━━━━━ Data for this exercise

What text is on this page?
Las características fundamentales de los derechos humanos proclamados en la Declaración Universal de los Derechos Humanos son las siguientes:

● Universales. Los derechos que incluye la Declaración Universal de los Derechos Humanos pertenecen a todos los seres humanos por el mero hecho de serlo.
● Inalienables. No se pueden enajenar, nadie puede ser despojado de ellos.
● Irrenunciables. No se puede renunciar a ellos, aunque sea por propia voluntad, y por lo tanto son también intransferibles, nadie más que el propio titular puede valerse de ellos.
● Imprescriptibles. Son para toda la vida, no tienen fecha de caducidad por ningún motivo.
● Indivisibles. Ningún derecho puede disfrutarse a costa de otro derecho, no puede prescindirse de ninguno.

━━━━━━━━━━

Goal: Using the records given above, list every line that includes the word "Humanos".

Complete answer:
Las características fundamentales de los derechos humanos proclamados en la Declaración Universal de los Derechos Humanos son las siguientes:
● Universales. Los derechos que incluye la Declaración Universal de los Derechos Humanos pertenecen a todos los seres humanos por el mero hecho de serlo.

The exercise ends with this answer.